> **Exercise details**
From the passage below on right ventricular pressure overload in cats, list every sign that the text names as a possible indication of right heart failure.

> **Quoted passage**
The major features of the surgical model used in this study are summarized in Table 1⇓. At 1 day after surgery, RV systolic pressure was almost doubled and showed a slight progressive increase thereafter. The ratios of RV weight to body weight and to tibial length were increased significantly and comparably by 1 week after RV pressure overloading but did not increase significantly thereafter. Thus, the data in Fig 2⇑, obtained from a group of 7 cats studied sequentially, show that a new steady state for an index of RV mass is reached at ≈2 weeks after a step increase in afterload, and the terminal study data in Table 1⇓ tend to bear this out. Body weight was similar in each group, and the ratio of LV weight to body weight did not differ among the groups, further precluding any effect of postoperative changes in body weight. In no group was there evidence for right heart failure in terms of either the presence of ascites and pleural effusion in any cat at the time of study or increases in AV-O2 difference, RV end-diastolic pressure, or the ratio of liver to body weight.
The major features of the RV and LV cardiocytes from the surgical model used in this study are summarized in Table 2⇓. By 1 week after RV pressure overloading, the width and surface area of the RV cells were each significantly greater than those of RV cells from control cats; by 2 weeks after RV overloading, cardiocyte length was significantly increased as well. The cells used for mechanical studies excluded trypan blue and were quiescent in 2.5 mmol/L Ca2+. Their average resting sarcomere length, which did not differ among groups, was 1.94 μmol/L and in no case was less than 1.85 μmol/L. These values are the same as those both in explanted superfused myocardium at slack length25 and in perfusion-fixed unloaded myocardium when the fixative is isosmotic and contracture is avoided.26
Cardiocyte Mechanics: Effects of Colchicine
We have shown that microtubule depolymerization, either by low temperature or by colchicine, restores the initially abnormal contractile performance of the pressure-hypertrophied feline RV cardiocyte to normal after hypertrophy is complete.1 2 The data in Fig 3⇓ first show under basal conditions before adding colchicine (time 0) that the extent and velocity of sarcomere shortening were identical in RV and LV cardiocytes from control cats and remained equivalent at 2 days after pulmonary artery banding. However, by 1 week after banding, when RV hypertrophy is ≈50% complete (Fig 2⇑), both of these indices of contractile function were quite reduced in cardiocytes from the pressure-overloaded RV, and after 2 weeks of pressure overloading they were each reduced to a level comparable to what we observed at 2 weeks after banding in our earlier study.1 2
Fig 3⇑ also shows the effects of microtubule depolymerization by colchicine on sarcomere mechanics for RV and same-animal normally loaded control LV cardiocytes during the development of RV pressure-overload hypertrophy. The four left panels of Fig 3⇑ show the maximum extent of sarcomere shortening, defined as initial sarcomere length minus minimum sarcomere length, at the indicated times after the addition of 10−6 mol/L colchicine to RV and LV cardiocytes from the same cats. All cells were sampled sequentially at the indicated times after drug exposure. The four right panels of Fig 3⇑ show the maximum velocity of sarcomere shortening, defined as the maximum positive rate of length change, for the same contractions summarized in the corresponding left panels. For both the control cats (Fig 3A⇑) and the 2-day pressure-overloaded cats (Fig 3B⇑), the contractile function of cardiocytes from the two ventricles was identical. Furthermore, colchicine caused only a small, statistically insignificant improvement in contractile function for both RV and LV cardiocytes during the first 30 minutes of drug exposure. For the 1-week (Fig 3C⇑) and 2-week (Fig 3D⇑) pressure-overloaded cats, the initial differences between RV and LV cardiocytes were no longer statistically significant 30 minutes after the addition of colchicine, and for the RV cardiocytes after 30 minutes there was a significant difference from their initial values for both sarcomere shortening and sarcomere shortening velocity. Thus, exposure of hypertrophied RV cardiocytes from these cats to colchicine essentially normalized the initially quite abnormal contractile function. As with baseline sarcomere mechanics, the response to colchicine at the 2-week time point was closely comparable to what we observed at 2 weeks after pulmonary artery banding in our earlier study.1 2 Furthermore, our earlier data1 2 demonstrate that these changes are persistent, and perhaps even progressive, as late as 6 months after feline RV pressure overloading.

> **Source data**
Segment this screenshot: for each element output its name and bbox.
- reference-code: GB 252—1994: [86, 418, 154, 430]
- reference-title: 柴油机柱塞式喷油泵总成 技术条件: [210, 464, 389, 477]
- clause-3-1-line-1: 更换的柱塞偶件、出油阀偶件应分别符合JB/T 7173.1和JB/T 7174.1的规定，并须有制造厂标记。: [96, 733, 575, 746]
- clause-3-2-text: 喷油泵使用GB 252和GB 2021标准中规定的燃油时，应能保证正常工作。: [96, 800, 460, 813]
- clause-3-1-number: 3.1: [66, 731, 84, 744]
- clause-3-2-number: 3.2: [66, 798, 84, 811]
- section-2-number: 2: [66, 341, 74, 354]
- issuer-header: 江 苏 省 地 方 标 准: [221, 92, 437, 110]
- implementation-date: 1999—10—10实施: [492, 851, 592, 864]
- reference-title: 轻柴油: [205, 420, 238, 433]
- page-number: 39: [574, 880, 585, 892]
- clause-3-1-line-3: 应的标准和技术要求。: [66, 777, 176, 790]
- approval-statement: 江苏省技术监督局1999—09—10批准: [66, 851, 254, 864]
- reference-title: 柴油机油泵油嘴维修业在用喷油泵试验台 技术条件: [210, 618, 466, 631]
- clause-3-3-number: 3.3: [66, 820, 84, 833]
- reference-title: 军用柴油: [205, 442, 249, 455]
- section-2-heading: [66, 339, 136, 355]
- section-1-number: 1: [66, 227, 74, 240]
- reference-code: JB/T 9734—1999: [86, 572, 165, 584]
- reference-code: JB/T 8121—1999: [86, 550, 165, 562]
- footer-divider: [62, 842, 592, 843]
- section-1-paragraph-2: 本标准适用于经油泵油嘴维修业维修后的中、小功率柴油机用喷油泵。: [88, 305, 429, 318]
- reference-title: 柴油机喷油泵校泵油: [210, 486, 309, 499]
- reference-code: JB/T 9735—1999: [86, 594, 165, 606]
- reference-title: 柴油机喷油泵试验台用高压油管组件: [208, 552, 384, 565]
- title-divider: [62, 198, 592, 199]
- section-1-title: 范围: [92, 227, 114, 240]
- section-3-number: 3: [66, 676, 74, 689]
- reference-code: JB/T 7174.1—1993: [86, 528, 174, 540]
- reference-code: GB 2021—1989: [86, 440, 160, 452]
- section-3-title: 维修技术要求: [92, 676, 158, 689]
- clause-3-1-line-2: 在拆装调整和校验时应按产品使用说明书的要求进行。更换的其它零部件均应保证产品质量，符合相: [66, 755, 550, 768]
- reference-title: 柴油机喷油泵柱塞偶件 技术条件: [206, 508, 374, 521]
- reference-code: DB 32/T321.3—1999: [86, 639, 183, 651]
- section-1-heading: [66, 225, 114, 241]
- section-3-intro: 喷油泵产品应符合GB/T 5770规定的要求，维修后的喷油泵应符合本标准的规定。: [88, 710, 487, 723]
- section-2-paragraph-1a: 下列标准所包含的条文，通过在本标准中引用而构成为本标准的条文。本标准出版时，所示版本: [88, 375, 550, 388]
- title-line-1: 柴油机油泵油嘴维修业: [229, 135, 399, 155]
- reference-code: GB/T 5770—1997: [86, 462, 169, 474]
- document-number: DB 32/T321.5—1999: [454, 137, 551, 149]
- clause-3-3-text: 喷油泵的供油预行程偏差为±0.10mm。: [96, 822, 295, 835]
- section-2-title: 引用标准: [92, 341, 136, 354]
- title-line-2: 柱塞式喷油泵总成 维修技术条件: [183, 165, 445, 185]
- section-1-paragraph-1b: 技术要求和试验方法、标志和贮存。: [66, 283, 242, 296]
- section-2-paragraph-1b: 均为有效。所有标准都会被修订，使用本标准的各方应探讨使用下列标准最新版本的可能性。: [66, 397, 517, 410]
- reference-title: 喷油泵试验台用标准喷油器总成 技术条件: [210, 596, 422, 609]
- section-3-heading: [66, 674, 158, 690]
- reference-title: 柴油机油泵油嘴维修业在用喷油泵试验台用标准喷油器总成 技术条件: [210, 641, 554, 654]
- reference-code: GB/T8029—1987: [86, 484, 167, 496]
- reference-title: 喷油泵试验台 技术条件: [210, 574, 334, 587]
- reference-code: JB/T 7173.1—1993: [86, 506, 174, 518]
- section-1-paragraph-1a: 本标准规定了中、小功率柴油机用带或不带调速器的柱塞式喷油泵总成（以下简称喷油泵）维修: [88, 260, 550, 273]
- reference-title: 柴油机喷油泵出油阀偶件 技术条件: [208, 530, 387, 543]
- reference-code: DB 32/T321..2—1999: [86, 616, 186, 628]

> **Task result**
- Ascites
- Pleural effusion
- Increase in AV-O2 difference
- Increase in RV end-diastolic pressure
- Increase in the ratio of liver to body weight